WHAT TO PRODUCE
Go through the entries and say how many lines contain the string "screenshot". The number is the whole answer.
============================================================
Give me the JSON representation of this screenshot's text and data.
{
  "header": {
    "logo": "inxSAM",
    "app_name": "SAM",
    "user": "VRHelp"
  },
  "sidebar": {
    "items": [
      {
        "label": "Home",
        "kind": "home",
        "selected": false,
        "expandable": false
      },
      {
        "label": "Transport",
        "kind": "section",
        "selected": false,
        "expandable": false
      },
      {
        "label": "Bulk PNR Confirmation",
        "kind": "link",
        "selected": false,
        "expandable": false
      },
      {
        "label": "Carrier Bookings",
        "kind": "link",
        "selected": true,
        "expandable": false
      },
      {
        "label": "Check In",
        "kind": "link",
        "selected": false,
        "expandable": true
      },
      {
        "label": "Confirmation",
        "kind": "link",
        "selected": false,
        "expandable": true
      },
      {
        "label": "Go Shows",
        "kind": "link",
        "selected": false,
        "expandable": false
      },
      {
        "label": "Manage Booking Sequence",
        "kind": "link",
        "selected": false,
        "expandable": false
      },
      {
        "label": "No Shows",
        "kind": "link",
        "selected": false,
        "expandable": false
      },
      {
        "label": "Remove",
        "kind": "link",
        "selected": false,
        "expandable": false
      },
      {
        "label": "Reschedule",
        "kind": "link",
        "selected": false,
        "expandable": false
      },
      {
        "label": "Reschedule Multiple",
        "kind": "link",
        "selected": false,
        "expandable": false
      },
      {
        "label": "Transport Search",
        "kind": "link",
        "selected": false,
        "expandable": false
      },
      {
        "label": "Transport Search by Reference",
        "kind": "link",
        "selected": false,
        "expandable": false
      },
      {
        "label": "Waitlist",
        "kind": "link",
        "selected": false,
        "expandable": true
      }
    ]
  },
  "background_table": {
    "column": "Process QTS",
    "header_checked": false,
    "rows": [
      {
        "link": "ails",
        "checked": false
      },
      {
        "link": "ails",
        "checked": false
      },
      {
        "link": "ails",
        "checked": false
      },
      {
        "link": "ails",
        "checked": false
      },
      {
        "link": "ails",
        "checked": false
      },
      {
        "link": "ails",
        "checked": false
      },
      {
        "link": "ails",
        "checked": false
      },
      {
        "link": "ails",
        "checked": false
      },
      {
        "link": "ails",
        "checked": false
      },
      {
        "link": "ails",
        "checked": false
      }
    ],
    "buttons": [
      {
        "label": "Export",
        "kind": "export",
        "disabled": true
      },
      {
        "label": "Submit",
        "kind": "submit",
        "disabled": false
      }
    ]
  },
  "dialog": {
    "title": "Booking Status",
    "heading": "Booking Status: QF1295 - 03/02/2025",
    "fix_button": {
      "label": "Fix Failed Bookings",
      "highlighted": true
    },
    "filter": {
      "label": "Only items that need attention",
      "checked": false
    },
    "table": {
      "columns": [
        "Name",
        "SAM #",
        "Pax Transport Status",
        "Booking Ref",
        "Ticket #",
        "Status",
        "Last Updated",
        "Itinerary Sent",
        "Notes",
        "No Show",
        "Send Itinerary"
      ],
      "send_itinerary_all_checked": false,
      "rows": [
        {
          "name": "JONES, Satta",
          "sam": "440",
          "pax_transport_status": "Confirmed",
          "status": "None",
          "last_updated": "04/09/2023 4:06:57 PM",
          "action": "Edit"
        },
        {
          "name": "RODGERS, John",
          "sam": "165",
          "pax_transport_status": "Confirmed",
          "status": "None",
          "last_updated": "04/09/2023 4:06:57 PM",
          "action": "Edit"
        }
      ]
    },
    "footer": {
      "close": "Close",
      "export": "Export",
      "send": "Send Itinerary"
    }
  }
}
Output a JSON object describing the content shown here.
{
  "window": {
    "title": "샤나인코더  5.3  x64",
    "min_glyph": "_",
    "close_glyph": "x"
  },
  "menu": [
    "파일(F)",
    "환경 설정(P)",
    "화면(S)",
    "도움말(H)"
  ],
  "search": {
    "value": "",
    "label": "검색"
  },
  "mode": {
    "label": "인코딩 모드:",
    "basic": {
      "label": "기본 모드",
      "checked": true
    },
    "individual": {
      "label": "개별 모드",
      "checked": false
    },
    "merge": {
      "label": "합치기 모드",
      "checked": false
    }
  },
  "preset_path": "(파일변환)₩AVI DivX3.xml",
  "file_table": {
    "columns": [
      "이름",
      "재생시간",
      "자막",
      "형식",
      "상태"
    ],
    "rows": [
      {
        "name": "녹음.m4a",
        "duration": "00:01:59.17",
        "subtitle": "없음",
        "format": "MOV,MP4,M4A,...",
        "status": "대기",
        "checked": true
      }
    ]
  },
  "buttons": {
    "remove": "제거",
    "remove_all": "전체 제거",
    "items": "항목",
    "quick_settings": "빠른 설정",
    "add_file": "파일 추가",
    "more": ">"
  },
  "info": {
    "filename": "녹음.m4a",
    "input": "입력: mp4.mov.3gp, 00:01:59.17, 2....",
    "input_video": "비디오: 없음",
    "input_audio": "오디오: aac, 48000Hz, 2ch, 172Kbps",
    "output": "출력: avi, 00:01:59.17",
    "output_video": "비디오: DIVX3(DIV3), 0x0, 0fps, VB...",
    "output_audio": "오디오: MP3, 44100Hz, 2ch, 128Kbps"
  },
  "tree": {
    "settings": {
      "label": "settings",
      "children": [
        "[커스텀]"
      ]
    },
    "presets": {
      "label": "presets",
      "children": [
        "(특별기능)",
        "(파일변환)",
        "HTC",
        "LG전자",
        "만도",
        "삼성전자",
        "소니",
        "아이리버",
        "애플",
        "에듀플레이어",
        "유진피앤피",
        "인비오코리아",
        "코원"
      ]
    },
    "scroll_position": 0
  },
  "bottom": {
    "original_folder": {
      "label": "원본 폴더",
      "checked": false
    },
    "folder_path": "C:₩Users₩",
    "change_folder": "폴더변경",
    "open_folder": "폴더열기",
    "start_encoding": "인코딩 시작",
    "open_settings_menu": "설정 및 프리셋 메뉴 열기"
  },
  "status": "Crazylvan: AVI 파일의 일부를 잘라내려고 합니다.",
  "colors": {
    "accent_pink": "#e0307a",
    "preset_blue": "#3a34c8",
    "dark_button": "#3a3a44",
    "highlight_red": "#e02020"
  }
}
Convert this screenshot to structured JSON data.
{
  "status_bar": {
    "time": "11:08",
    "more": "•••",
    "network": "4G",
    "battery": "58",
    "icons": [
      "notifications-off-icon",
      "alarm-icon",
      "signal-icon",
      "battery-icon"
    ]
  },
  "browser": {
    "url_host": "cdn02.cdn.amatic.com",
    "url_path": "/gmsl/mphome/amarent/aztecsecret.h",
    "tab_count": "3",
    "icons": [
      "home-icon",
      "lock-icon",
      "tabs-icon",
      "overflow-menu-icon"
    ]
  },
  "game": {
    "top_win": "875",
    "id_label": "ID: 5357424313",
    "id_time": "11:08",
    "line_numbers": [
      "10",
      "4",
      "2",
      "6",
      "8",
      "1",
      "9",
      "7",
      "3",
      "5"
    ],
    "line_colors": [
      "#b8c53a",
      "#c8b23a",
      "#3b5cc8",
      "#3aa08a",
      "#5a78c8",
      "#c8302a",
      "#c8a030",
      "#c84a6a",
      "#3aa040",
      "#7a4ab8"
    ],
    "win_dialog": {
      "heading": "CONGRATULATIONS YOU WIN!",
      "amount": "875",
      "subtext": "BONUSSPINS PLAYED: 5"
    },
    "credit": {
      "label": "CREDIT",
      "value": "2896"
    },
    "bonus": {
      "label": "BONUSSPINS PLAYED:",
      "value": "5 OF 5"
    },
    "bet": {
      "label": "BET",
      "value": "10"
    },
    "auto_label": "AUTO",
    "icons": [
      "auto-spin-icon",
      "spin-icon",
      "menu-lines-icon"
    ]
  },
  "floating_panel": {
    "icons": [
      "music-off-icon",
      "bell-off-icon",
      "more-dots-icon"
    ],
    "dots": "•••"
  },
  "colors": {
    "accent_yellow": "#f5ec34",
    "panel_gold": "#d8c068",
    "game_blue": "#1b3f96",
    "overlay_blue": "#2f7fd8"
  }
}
============================================================
TASK ANSWER
2